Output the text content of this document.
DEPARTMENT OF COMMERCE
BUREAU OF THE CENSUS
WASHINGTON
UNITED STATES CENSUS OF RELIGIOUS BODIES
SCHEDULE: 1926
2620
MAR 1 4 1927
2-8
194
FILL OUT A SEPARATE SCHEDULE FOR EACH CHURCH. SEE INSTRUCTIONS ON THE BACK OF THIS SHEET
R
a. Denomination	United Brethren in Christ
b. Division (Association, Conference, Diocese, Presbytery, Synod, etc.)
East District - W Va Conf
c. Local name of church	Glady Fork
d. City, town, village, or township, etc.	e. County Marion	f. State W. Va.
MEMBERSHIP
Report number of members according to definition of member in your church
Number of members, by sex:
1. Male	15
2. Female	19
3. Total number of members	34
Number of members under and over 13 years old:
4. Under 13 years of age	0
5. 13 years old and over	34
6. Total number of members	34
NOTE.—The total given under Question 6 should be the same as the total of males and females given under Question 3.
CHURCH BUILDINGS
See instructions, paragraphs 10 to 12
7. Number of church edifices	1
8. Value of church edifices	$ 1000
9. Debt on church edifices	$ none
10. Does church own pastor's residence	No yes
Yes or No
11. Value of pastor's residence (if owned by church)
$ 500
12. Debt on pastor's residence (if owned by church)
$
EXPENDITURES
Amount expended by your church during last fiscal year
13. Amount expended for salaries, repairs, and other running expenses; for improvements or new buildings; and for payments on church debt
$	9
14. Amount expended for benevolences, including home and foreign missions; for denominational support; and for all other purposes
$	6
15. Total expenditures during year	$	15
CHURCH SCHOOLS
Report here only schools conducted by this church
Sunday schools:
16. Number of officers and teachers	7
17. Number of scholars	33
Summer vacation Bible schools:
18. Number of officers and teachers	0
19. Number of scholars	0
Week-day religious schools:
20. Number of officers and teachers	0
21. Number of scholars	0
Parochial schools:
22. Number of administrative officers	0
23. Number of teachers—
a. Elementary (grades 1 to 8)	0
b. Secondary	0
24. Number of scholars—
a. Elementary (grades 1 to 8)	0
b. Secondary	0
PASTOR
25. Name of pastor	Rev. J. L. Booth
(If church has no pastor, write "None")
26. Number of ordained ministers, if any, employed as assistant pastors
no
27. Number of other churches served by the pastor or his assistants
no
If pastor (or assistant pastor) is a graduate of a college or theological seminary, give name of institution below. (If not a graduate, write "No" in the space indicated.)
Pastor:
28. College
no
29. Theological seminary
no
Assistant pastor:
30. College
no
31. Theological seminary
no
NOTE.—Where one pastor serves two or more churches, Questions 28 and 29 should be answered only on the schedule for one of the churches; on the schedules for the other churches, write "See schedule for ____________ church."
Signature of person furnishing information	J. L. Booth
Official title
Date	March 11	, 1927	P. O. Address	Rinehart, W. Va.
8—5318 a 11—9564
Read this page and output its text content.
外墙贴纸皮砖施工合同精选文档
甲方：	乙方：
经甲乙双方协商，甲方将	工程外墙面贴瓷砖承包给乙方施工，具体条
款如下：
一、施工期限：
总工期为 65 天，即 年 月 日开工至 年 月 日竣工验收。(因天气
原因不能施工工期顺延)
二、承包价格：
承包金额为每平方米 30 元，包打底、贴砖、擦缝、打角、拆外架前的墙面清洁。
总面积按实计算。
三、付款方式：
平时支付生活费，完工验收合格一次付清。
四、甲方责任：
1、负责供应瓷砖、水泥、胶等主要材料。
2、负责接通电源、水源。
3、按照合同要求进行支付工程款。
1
------------------------------------------------------------------------
→ STATED GOAL
Copy out the whole listing exactly as written.

→ FULL ANSWER
Output the text content of this document.
DEPARTMENT OF COMMERCE
BUREAU OF THE CENSUS
WASHINGTON
UNITED STATES CENSUS OF RELIGIOUS BODIES
SCHEDULE: 1926
2620
MAR 1 4 1927
2-8
194
FILL OUT A SEPARATE SCHEDULE FOR EACH CHURCH. SEE INSTRUCTIONS ON THE BACK OF THIS SHEET
R
a. Denomination	United Brethren in Christ
b. Division (Association, Conference, Diocese, Presbytery, Synod, etc.)
East District - W Va Conf
c. Local name of church	Glady Fork
d. City, town, village, or township, etc.	e. County Marion	f. State W. Va.
MEMBERSHIP
Report number of members according to definition of member in your church
Number of members, by sex:
1. Male	15
2. Female	19
3. Total number of members	34
Number of members under and over 13 years old:
4. Under 13 years of age	0
5. 13 years old and over	34
6. Total number of members	34
NOTE.—The total given under Question 6 should be the same as the total of males and females given under Question 3.
CHURCH BUILDINGS
See instructions, paragraphs 10 to 12
7. Number of church edifices	1
8. Value of church edifices	$ 1000
9. Debt on church edifices	$ none
10. Does church own pastor's residence	No yes
Yes or No
11. Value of pastor's residence (if owned by church)
$ 500
12. Debt on pastor's residence (if owned by church)
$
EXPENDITURES
Amount expended by your church during last fiscal year
13. Amount expended for salaries, repairs, and other running expenses; for improvements or new buildings; and for payments on church debt
$	9
14. Amount expended for benevolences, including home and foreign missions; for denominational support; and for all other purposes
$	6
15. Total expenditures during year	$	15
CHURCH SCHOOLS
Report here only schools conducted by this church
Sunday schools:
16. Number of officers and teachers	7
17. Number of scholars	33
Summer vacation Bible schools:
18. Number of officers and teachers	0
19. Number of scholars	0
Week-day religious schools:
20. Number of officers and teachers	0
21. Number of scholars	0
Parochial schools:
22. Number of administrative officers	0
23. Number of teachers—
a. Elementary (grades 1 to 8)	0
b. Secondary	0
24. Number of scholars—
a. Elementary (grades 1 to 8)	0
b. Secondary	0
PASTOR
25. Name of pastor	Rev. J. L. Booth
(If church has no pastor, write "None")
26. Number of ordained ministers, if any, employed as assistant pastors
no
27. Number of other churches served by the pastor or his assistants
no
If pastor (or assistant pastor) is a graduate of a college or theological seminary, give name of institution below. (If not a graduate, write "No" in the space indicated.)
Pastor:
28. College
no
29. Theological seminary
no
Assistant pastor:
30. College
no
31. Theological seminary
no
NOTE.—Where one pastor serves two or more churches, Questions 28 and 29 should be answered only on the schedule for one of the churches; on the schedules for the other churches, write "See schedule for ____________ church."
Signature of person furnishing information	J. L. Booth
Official title
Date	March 11	, 1927	P. O. Address	Rinehart, W. Va.
8—5318 a 11—9564
Read this page and output its text content.
外墙贴纸皮砖施工合同精选文档
甲方：	乙方：
经甲乙双方协商，甲方将	工程外墙面贴瓷砖承包给乙方施工，具体条
款如下：
一、施工期限：
总工期为 65 天，即 年 月 日开工至 年 月 日竣工验收。(因天气
原因不能施工工期顺延)
二、承包价格：
承包金额为每平方米 30 元，包打底、贴砖、擦缝、打角、拆外架前的墙面清洁。
总面积按实计算。
三、付款方式：
平时支付生活费，完工验收合格一次付清。
四、甲方责任：
1、负责供应瓷砖、水泥、胶等主要材料。
2、负责接通电源、水源。
3、按照合同要求进行支付工程款。
1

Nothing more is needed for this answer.